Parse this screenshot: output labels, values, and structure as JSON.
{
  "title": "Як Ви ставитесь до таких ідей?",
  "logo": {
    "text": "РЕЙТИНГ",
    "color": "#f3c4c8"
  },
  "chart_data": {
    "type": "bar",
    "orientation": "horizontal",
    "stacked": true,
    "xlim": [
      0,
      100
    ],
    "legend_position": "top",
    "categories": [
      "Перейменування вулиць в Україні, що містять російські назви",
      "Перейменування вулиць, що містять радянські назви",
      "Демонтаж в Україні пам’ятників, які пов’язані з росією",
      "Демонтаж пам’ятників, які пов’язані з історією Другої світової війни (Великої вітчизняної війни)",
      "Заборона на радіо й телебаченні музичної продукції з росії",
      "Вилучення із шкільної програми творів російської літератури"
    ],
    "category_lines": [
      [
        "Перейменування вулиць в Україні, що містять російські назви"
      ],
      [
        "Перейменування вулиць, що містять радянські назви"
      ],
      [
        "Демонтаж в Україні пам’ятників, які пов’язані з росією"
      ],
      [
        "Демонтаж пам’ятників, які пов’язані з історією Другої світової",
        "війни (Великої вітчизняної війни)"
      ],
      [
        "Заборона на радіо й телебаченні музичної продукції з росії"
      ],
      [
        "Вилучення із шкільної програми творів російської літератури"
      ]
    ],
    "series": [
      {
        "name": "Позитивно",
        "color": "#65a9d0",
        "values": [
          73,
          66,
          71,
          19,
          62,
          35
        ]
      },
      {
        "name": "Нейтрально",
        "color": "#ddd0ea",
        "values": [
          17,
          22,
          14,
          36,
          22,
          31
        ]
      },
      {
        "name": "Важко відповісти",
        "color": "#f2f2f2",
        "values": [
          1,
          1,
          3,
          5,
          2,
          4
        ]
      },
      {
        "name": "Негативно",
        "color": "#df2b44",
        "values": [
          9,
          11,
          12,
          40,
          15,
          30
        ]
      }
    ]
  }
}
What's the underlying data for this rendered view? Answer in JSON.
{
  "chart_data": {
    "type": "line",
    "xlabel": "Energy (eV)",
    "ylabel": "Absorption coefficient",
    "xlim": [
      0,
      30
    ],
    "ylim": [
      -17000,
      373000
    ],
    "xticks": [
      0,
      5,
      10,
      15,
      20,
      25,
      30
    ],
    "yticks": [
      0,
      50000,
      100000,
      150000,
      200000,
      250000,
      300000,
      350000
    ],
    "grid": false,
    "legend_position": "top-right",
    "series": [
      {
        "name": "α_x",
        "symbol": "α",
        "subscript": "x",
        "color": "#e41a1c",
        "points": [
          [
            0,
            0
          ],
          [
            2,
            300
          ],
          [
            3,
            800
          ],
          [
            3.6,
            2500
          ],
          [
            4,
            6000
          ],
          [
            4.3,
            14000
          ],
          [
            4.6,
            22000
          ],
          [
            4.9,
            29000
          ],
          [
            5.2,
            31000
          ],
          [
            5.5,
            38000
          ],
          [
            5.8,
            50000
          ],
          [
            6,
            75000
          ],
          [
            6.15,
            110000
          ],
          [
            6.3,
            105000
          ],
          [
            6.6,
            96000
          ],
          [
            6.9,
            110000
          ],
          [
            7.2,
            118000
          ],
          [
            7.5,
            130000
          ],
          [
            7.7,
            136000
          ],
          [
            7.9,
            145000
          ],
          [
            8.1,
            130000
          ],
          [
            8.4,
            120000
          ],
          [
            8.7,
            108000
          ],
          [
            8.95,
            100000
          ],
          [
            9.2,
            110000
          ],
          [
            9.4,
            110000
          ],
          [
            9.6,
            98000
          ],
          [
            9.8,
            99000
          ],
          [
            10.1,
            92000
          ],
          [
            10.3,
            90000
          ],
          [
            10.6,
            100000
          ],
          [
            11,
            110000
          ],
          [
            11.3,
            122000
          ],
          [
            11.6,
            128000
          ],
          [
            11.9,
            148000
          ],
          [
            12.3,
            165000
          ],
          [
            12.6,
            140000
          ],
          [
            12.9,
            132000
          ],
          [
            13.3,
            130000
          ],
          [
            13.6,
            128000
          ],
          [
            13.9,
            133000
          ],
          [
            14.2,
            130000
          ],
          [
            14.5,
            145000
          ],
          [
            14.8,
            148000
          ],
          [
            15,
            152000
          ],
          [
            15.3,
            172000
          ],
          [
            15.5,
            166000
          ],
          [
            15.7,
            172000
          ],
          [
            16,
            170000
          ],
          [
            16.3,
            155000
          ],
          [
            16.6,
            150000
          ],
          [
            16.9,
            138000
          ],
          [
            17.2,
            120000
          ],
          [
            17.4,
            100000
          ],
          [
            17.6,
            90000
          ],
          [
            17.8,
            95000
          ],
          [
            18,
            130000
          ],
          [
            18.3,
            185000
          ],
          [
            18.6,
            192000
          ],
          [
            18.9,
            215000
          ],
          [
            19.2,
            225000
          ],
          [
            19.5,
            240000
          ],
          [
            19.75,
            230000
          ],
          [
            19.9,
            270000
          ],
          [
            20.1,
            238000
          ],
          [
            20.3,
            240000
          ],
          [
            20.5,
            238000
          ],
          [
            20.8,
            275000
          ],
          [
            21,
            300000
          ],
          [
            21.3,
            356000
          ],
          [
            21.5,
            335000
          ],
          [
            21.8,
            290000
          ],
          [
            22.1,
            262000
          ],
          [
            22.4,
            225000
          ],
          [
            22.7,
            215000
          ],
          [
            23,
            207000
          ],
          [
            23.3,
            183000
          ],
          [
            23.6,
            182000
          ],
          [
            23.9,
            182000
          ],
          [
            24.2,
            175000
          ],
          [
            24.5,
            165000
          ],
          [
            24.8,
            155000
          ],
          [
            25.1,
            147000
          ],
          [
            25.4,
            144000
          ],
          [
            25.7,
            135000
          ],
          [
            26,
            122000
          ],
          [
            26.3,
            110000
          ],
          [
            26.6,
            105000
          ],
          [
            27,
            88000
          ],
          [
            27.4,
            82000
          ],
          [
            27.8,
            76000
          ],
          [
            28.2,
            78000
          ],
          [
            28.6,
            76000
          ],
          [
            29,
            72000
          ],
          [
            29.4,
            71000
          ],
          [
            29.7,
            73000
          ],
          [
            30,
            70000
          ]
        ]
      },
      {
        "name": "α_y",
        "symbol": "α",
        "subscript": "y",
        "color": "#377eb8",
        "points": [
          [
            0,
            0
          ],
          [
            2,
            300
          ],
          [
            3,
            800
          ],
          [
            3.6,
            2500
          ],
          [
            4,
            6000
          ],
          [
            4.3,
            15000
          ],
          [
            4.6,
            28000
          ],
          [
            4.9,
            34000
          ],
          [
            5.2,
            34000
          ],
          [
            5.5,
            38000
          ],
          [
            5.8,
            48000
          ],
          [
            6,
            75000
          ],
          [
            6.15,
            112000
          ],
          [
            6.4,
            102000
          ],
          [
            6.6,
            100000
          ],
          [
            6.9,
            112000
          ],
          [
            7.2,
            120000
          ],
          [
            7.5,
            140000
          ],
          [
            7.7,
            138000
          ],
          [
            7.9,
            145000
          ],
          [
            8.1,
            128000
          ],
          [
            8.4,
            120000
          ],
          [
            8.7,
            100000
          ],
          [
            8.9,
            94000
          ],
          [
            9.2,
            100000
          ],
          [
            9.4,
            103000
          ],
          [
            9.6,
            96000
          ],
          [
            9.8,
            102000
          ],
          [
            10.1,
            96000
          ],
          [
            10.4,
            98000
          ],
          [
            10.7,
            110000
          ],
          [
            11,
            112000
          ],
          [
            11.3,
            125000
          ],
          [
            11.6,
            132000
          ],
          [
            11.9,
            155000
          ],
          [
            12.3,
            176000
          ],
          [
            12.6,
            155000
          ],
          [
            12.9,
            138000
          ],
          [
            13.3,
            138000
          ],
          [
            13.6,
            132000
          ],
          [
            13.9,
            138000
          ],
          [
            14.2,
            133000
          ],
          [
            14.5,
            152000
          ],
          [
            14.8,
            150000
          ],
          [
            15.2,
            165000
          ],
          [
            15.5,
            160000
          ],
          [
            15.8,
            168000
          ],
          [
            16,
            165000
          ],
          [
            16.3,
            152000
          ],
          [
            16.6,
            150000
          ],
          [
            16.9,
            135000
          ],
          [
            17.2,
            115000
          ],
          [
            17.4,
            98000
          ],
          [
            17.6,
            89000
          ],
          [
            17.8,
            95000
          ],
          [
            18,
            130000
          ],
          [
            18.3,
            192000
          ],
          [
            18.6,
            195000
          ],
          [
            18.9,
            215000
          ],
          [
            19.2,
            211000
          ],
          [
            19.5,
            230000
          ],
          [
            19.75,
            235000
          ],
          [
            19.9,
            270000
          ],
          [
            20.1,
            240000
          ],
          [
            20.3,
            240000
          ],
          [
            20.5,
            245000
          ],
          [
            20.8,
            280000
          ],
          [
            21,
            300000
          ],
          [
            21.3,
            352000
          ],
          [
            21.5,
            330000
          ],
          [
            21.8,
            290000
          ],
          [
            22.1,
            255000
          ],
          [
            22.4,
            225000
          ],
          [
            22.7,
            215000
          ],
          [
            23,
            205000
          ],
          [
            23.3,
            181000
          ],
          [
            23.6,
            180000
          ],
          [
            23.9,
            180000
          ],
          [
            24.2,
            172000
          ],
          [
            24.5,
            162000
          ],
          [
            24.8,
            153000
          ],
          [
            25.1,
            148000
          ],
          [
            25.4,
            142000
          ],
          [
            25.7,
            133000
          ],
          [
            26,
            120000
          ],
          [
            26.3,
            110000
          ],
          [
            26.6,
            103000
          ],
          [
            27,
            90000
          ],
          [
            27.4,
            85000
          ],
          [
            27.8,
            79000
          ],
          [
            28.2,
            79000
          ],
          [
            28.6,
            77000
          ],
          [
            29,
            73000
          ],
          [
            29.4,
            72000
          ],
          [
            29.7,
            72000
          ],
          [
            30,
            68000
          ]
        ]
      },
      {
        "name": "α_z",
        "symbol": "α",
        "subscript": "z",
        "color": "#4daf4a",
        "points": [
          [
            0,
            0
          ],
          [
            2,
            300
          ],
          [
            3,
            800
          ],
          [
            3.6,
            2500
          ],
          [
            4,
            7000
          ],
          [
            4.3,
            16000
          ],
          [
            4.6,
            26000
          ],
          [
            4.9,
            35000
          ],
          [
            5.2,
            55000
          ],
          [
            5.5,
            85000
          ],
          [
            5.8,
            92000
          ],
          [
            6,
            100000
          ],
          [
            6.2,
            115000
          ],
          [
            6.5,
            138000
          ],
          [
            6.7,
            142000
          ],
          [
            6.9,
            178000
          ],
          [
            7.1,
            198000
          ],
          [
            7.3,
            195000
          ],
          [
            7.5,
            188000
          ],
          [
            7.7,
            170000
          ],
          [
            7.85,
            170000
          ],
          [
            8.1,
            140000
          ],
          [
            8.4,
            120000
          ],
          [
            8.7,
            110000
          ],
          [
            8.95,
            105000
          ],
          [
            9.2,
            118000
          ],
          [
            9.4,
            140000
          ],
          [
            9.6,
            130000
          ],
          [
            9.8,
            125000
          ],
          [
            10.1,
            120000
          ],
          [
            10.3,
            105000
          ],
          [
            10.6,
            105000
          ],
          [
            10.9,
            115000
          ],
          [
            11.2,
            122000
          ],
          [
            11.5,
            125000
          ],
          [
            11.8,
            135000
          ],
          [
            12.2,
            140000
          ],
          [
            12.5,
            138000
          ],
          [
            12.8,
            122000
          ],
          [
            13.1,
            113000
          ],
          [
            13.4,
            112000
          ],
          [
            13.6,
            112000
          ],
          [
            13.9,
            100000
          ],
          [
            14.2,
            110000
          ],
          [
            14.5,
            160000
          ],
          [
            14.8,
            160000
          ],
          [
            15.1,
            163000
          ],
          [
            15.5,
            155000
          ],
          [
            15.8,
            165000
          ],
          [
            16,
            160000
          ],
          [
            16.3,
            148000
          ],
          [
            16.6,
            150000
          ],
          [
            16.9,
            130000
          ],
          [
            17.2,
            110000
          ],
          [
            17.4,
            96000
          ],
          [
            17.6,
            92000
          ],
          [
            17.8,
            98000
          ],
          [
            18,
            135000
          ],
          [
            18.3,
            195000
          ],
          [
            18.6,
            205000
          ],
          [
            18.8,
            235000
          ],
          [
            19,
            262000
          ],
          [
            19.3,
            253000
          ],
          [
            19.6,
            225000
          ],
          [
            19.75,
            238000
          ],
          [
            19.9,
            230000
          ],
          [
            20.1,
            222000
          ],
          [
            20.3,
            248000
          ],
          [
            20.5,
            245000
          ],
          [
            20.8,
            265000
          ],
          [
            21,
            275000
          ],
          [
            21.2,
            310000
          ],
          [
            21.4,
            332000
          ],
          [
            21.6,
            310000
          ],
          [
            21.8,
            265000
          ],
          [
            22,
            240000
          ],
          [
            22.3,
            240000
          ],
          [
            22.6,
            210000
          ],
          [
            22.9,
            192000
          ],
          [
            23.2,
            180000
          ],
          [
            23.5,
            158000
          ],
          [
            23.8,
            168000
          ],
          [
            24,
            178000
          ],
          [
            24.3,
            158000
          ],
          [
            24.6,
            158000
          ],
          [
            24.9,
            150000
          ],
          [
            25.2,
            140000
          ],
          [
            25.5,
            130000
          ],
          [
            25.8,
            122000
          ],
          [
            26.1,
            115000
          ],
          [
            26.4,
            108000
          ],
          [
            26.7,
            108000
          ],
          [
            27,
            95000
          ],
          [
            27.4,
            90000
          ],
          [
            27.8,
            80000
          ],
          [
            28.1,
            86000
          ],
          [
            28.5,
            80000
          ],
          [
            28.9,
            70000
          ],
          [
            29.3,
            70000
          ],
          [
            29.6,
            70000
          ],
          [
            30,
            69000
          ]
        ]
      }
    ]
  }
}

——

_Work to complete:_ Pull out all lines containing "літератури".

_Output for this task:_
      "Вилучення із шкільної програми творів російської літератури"
        "Вилучення із шкільної програми творів російської літератури"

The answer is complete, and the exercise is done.